### The task
Across the entries below, how many lines contain the string "name"? Give only the count.

### Data lines
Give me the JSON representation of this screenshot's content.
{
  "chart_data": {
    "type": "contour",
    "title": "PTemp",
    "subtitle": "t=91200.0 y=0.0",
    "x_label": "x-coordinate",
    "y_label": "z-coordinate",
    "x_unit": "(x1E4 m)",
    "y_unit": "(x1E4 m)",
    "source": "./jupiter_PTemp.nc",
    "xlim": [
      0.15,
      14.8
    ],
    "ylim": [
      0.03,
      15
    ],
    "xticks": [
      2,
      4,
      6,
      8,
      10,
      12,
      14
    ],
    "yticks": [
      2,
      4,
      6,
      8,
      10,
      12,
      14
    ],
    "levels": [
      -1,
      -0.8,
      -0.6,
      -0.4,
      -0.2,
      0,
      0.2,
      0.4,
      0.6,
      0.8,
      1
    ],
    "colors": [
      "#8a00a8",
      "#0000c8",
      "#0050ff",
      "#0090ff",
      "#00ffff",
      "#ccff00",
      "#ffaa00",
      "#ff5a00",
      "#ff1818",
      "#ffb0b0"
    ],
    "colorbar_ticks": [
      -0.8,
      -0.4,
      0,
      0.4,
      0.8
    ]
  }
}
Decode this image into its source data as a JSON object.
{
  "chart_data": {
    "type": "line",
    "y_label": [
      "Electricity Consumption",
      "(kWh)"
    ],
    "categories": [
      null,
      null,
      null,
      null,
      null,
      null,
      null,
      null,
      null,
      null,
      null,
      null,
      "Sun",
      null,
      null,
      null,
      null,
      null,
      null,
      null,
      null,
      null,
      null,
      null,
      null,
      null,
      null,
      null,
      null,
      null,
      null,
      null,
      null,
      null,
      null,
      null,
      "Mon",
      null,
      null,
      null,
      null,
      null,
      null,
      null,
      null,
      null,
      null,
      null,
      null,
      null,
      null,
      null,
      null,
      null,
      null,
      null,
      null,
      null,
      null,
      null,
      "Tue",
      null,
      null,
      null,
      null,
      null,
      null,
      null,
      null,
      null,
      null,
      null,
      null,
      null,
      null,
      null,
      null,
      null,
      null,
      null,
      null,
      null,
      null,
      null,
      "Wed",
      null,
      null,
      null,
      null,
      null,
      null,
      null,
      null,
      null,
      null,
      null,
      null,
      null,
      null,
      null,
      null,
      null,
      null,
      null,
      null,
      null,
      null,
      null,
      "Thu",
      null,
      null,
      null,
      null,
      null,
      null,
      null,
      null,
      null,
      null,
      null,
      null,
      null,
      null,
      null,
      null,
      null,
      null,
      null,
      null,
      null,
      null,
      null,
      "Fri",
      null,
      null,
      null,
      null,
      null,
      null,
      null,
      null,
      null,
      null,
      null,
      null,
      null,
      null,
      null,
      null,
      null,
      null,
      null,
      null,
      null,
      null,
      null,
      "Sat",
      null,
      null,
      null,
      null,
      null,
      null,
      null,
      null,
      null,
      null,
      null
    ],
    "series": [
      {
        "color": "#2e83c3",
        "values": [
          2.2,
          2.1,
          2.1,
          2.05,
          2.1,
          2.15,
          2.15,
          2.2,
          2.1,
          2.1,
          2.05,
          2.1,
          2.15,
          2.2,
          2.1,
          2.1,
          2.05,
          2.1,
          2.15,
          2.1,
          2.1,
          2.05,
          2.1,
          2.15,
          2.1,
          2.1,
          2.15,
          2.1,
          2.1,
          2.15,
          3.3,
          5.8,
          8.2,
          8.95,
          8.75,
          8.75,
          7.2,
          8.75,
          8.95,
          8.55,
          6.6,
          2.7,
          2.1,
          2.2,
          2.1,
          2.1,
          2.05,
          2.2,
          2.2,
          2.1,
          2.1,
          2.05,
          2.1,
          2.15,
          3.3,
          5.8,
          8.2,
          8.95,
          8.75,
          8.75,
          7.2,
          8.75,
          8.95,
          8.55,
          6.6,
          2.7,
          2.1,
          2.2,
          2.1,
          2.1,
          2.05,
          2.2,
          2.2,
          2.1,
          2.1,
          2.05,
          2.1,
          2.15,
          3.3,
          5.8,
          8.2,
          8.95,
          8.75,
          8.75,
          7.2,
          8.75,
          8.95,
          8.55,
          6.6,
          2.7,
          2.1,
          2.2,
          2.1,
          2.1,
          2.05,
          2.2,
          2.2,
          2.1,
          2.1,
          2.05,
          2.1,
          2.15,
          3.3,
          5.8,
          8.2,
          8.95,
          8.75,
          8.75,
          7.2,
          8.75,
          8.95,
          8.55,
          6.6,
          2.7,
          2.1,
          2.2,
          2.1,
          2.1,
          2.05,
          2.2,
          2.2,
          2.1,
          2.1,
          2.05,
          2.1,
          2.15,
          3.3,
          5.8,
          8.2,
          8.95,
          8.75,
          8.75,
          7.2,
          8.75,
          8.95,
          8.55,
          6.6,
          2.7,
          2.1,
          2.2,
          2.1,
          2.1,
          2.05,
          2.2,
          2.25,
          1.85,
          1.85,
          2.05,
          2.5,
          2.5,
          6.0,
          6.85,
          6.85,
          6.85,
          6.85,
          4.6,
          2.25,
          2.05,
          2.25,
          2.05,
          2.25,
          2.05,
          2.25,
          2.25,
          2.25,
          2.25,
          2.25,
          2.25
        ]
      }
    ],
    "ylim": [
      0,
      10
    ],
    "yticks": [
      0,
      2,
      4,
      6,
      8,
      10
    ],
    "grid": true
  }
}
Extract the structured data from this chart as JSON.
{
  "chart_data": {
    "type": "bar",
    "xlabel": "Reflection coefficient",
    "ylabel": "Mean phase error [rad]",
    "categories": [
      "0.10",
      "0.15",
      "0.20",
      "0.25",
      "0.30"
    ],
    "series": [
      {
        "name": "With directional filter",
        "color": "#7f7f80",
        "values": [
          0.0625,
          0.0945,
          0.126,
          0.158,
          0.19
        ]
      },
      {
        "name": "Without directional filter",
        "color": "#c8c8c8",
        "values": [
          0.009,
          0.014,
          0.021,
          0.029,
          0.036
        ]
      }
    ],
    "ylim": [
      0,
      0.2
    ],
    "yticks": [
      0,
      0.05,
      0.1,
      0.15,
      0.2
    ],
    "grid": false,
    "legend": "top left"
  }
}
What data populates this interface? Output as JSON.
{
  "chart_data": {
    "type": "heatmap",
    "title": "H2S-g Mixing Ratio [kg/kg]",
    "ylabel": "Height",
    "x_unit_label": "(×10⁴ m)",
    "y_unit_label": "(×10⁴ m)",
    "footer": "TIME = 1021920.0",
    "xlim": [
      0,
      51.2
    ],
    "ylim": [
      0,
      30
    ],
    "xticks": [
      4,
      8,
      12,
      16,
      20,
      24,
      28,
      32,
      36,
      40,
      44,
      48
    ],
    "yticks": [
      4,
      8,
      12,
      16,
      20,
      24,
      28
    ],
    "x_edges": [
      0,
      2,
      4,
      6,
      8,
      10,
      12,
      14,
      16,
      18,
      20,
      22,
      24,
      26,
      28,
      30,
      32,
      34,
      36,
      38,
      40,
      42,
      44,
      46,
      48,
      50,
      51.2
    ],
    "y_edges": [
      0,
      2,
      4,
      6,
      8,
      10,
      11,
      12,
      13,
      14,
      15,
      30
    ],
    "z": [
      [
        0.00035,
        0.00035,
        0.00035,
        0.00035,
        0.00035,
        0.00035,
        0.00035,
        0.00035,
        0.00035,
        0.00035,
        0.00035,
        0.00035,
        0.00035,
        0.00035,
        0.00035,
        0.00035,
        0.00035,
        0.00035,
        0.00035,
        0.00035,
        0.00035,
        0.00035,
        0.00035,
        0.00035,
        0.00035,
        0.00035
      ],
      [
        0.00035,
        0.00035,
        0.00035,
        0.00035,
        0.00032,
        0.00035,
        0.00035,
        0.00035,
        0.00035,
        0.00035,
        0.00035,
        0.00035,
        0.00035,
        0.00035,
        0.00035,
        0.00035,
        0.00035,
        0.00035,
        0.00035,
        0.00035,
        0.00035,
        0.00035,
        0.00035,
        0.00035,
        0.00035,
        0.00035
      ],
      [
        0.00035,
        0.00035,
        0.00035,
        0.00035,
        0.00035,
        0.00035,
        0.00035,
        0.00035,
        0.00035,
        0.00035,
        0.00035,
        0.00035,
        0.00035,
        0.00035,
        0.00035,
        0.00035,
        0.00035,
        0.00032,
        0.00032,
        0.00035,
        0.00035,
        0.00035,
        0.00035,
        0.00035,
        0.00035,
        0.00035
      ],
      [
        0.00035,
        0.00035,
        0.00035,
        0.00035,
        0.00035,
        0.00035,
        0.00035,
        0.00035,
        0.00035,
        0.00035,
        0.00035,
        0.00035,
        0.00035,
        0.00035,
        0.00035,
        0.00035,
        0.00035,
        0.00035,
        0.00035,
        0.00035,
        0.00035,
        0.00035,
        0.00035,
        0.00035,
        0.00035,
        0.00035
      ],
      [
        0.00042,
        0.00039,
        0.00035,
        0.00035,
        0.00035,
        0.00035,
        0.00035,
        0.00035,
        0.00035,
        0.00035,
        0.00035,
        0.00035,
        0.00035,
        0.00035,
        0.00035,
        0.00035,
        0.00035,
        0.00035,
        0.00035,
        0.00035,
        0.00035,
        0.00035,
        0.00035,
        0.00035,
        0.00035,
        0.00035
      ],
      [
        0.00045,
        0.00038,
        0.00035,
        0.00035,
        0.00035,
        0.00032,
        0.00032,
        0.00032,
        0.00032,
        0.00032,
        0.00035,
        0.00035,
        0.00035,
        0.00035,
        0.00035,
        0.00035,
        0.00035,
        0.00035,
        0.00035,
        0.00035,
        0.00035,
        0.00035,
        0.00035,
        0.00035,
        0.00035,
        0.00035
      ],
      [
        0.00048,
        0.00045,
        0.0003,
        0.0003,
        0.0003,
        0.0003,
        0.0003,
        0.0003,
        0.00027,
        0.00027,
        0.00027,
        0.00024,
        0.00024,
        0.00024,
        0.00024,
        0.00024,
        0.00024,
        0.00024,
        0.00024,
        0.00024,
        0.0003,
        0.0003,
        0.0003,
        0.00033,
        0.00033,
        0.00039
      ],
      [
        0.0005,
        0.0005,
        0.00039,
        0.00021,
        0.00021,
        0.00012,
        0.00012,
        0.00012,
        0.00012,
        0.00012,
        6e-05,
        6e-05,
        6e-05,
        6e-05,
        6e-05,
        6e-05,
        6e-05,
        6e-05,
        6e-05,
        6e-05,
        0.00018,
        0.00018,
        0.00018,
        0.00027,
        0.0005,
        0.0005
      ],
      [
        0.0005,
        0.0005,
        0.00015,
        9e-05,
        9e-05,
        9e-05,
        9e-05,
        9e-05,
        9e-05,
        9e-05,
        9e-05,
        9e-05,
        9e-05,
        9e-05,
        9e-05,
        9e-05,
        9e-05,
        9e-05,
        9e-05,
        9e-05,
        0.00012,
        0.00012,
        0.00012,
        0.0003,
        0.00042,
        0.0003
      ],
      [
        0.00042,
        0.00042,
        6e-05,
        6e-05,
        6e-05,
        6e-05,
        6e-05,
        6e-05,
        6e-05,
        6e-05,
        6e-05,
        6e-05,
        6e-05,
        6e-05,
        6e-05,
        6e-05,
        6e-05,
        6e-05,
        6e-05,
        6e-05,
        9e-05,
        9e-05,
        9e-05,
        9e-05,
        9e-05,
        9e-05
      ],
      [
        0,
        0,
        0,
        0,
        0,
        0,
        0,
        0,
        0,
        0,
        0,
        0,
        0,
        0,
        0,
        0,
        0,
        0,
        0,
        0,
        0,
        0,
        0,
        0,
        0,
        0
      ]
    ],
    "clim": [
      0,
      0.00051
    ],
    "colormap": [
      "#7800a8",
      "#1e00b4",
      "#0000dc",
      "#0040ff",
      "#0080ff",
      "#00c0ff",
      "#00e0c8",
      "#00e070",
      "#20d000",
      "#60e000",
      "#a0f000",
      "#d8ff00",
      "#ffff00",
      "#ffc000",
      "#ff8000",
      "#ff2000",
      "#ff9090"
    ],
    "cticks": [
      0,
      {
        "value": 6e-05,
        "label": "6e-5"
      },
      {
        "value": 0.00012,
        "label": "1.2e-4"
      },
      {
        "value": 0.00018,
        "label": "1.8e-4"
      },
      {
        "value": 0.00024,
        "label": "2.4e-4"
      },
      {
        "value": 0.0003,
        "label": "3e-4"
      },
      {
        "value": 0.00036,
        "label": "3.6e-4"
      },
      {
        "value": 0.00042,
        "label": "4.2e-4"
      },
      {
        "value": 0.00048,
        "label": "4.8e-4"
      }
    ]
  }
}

### Result of this task
2